Exercise goal:
Pull out from the material below all lines with "morale".

[begin Raw data]

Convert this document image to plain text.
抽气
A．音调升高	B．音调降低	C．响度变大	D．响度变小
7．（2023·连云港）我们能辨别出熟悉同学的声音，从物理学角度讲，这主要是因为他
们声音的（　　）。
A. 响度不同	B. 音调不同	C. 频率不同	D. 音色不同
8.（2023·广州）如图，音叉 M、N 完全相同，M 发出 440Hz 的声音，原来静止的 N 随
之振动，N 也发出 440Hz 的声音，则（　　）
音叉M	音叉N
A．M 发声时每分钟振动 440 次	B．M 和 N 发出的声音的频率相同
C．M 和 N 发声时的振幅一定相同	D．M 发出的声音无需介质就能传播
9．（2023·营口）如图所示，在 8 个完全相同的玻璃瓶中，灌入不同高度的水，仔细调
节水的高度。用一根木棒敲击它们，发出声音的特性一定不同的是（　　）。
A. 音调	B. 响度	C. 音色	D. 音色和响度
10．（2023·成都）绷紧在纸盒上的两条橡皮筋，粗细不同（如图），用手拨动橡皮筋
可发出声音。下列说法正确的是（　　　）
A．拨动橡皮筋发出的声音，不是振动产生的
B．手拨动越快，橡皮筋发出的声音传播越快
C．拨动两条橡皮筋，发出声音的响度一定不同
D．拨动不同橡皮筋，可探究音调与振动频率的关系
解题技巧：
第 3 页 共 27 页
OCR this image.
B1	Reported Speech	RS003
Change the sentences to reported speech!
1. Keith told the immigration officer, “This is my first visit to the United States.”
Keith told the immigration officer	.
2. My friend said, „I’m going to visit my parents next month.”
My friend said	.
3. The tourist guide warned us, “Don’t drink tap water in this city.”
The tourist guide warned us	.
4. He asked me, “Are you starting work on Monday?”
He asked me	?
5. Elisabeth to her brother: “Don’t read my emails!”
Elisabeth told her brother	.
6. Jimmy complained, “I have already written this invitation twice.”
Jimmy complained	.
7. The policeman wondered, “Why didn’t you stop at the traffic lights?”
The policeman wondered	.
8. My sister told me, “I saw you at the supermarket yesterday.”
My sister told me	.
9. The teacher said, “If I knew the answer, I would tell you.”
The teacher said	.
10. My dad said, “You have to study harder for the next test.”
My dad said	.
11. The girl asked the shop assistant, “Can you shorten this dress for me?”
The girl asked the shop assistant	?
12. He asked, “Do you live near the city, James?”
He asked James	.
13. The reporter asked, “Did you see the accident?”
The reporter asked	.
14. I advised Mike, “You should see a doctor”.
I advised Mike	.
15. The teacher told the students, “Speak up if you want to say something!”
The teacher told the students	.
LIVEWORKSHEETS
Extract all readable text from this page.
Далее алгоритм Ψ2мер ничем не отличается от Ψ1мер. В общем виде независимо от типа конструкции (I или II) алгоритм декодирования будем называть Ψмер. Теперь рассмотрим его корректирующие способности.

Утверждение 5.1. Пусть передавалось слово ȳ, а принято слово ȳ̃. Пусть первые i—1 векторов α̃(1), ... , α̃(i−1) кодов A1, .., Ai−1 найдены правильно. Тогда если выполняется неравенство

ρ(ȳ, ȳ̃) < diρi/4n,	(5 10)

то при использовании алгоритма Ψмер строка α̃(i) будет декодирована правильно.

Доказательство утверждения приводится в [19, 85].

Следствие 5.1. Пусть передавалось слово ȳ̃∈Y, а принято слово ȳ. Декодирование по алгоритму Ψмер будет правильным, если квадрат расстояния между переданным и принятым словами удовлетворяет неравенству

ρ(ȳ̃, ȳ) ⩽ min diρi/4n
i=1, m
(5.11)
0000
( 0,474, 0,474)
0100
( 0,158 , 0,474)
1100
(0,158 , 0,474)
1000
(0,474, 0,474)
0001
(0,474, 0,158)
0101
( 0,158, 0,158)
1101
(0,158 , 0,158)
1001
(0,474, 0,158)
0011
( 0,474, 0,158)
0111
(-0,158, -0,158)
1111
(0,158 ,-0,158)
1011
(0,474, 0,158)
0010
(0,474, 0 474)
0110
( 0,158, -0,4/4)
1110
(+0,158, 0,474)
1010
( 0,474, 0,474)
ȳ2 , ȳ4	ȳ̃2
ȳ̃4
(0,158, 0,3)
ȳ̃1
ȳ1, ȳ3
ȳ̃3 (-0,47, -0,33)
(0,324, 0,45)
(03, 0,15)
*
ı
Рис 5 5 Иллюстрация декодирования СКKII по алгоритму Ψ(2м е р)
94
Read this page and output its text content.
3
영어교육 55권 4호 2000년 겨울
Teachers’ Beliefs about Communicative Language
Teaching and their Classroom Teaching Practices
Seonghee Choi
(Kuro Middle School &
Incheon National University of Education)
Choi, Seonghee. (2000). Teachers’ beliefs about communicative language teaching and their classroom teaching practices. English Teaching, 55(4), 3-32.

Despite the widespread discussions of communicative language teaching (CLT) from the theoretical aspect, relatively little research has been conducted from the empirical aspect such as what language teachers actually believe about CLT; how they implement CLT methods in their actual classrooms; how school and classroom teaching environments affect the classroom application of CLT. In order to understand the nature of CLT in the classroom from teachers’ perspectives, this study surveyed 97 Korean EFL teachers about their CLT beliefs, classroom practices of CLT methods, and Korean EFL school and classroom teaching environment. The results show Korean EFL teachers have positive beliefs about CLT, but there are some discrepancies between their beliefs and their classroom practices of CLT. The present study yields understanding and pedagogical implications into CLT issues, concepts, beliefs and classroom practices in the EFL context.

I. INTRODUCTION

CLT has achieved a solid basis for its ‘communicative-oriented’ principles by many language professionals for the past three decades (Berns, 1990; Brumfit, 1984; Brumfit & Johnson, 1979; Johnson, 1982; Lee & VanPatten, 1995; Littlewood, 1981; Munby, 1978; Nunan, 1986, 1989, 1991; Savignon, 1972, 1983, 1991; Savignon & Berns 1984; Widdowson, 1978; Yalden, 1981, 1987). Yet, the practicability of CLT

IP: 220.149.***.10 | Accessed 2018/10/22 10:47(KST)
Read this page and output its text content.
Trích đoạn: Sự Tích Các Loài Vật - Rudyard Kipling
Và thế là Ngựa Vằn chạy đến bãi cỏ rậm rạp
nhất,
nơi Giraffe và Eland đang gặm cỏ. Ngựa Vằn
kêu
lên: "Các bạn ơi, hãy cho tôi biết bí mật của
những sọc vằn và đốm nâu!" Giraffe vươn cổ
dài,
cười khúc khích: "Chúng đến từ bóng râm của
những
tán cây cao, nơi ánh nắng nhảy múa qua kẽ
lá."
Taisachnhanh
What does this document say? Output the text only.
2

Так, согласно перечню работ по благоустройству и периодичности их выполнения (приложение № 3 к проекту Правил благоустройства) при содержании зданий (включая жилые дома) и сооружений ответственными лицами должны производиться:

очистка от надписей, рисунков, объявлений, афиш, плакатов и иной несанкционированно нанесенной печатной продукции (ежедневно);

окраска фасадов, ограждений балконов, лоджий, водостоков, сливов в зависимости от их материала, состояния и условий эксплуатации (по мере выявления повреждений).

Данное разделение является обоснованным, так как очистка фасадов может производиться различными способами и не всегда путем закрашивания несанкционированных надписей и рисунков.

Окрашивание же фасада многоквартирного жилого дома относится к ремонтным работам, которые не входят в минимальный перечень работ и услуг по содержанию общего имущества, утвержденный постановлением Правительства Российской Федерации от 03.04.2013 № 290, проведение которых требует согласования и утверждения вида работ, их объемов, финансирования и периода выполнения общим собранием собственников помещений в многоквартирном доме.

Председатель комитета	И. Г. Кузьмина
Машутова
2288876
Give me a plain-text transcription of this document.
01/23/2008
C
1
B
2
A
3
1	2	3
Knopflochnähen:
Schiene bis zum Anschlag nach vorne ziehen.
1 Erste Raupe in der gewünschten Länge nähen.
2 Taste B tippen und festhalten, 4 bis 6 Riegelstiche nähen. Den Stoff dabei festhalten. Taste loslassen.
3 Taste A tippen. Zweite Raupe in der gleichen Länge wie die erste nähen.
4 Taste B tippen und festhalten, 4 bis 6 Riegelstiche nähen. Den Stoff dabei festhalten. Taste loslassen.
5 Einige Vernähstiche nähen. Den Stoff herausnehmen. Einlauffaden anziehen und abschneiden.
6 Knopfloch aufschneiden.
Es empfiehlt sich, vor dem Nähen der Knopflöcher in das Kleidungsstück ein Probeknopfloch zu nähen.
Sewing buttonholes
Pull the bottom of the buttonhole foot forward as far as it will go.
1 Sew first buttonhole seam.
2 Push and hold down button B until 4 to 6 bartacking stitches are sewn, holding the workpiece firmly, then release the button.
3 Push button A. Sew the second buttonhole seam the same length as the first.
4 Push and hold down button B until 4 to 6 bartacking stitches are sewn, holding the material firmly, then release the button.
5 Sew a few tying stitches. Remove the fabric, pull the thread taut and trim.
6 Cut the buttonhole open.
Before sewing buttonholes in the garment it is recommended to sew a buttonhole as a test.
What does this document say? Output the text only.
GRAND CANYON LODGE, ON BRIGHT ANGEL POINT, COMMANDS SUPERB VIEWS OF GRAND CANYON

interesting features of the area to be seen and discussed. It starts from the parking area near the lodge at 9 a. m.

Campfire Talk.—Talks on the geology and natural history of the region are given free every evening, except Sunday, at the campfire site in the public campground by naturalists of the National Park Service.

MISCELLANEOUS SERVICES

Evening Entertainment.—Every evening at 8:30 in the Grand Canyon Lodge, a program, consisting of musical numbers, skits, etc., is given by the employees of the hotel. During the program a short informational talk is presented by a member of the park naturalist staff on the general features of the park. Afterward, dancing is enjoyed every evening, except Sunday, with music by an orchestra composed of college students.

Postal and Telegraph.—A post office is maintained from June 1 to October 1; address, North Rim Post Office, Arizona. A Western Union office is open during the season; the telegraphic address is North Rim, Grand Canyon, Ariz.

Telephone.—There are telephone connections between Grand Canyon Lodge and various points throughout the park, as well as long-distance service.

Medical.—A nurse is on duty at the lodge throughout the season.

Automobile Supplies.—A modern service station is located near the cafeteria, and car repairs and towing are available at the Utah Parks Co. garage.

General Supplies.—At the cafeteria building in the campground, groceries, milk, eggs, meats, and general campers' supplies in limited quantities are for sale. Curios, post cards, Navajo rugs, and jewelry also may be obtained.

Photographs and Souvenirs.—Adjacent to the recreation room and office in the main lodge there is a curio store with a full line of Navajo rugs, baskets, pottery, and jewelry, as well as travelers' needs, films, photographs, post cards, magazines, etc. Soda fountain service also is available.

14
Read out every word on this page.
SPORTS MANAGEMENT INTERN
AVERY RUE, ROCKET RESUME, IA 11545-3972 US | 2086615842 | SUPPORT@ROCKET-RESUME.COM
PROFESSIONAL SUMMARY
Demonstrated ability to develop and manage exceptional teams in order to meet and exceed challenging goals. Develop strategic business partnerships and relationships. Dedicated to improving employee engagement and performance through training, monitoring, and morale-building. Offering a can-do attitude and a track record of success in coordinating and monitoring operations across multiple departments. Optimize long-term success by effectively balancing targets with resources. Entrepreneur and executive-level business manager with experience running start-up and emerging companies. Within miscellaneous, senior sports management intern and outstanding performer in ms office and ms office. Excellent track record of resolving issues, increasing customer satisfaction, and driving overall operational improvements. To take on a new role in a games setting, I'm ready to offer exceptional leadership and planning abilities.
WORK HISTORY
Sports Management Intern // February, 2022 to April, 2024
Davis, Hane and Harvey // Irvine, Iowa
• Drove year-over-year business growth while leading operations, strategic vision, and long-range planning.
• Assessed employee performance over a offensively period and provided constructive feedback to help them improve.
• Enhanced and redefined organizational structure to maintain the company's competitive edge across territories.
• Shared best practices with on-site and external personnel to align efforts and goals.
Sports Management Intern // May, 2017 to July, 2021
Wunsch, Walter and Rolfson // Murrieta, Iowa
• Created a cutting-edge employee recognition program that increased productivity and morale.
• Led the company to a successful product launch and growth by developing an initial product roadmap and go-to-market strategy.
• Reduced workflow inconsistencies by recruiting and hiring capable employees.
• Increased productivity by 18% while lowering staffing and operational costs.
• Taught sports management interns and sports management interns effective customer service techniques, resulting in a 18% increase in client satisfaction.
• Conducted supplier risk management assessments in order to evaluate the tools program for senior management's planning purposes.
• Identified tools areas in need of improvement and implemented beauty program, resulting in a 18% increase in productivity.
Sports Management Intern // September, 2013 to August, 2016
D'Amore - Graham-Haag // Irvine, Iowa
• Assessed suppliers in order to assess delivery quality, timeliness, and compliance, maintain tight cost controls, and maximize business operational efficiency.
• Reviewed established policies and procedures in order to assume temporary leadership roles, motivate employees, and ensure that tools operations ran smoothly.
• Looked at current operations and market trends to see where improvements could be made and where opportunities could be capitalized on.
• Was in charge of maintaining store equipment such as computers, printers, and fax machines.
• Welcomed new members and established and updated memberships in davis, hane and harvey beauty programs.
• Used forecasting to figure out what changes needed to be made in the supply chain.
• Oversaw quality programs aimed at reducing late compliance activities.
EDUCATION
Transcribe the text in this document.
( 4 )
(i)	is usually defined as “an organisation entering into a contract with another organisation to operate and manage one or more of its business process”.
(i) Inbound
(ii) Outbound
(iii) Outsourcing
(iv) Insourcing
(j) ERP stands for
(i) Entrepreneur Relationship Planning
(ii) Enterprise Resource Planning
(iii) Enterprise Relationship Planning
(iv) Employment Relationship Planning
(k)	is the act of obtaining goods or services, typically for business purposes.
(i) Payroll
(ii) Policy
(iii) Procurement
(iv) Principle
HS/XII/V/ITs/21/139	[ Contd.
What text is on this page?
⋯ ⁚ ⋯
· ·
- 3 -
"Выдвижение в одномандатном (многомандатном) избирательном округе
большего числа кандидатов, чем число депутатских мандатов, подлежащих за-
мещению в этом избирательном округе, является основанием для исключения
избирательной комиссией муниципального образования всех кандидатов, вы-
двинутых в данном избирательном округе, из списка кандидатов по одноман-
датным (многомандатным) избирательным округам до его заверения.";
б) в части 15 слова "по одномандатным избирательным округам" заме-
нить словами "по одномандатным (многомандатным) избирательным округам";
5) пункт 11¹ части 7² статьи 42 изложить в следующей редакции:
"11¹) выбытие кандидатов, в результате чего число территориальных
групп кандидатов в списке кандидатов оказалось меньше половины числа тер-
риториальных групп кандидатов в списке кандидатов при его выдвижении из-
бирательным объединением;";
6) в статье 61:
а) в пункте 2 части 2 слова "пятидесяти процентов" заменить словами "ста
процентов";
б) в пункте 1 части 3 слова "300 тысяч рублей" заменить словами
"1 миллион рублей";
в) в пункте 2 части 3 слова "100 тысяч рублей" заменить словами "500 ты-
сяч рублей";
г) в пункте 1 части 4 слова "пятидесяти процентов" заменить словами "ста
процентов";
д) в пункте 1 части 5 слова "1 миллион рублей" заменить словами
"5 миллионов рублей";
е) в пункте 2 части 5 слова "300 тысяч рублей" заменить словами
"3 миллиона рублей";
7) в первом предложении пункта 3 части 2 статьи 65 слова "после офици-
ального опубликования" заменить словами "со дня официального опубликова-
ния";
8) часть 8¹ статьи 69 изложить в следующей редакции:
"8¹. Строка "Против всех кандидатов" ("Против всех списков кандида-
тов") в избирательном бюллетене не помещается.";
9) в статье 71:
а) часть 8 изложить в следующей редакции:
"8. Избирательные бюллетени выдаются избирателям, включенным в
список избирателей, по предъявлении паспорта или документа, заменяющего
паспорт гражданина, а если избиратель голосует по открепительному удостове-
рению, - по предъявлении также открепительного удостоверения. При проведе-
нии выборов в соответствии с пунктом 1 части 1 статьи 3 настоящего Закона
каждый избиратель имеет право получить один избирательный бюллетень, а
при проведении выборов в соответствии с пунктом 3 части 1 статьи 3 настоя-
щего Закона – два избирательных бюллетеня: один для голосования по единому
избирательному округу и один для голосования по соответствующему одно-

[end Raw data]

Response to the task:
Demonstrated ability to develop and manage exceptional teams in order to meet and exceed challenging goals. Develop strategic business partnerships and relationships. Dedicated to improving employee engagement and performance through training, monitoring, and morale-building. Offering a can-do attitude and a track record of success in coordinating and monitoring operations across multiple departments. Optimize long-term success by effectively balancing targets with resources. Entrepreneur and executive-level business manager with experience running start-up and emerging companies. Within miscellaneous, senior sports management intern and outstanding performer in ms office and ms office. Excellent track record of resolving issues, increasing customer satisfaction, and driving overall operational improvements. To take on a new role in a games setting, I'm ready to offer exceptional leadership and planning abilities.
• Created a cutting-edge employee recognition program that increased productivity and morale.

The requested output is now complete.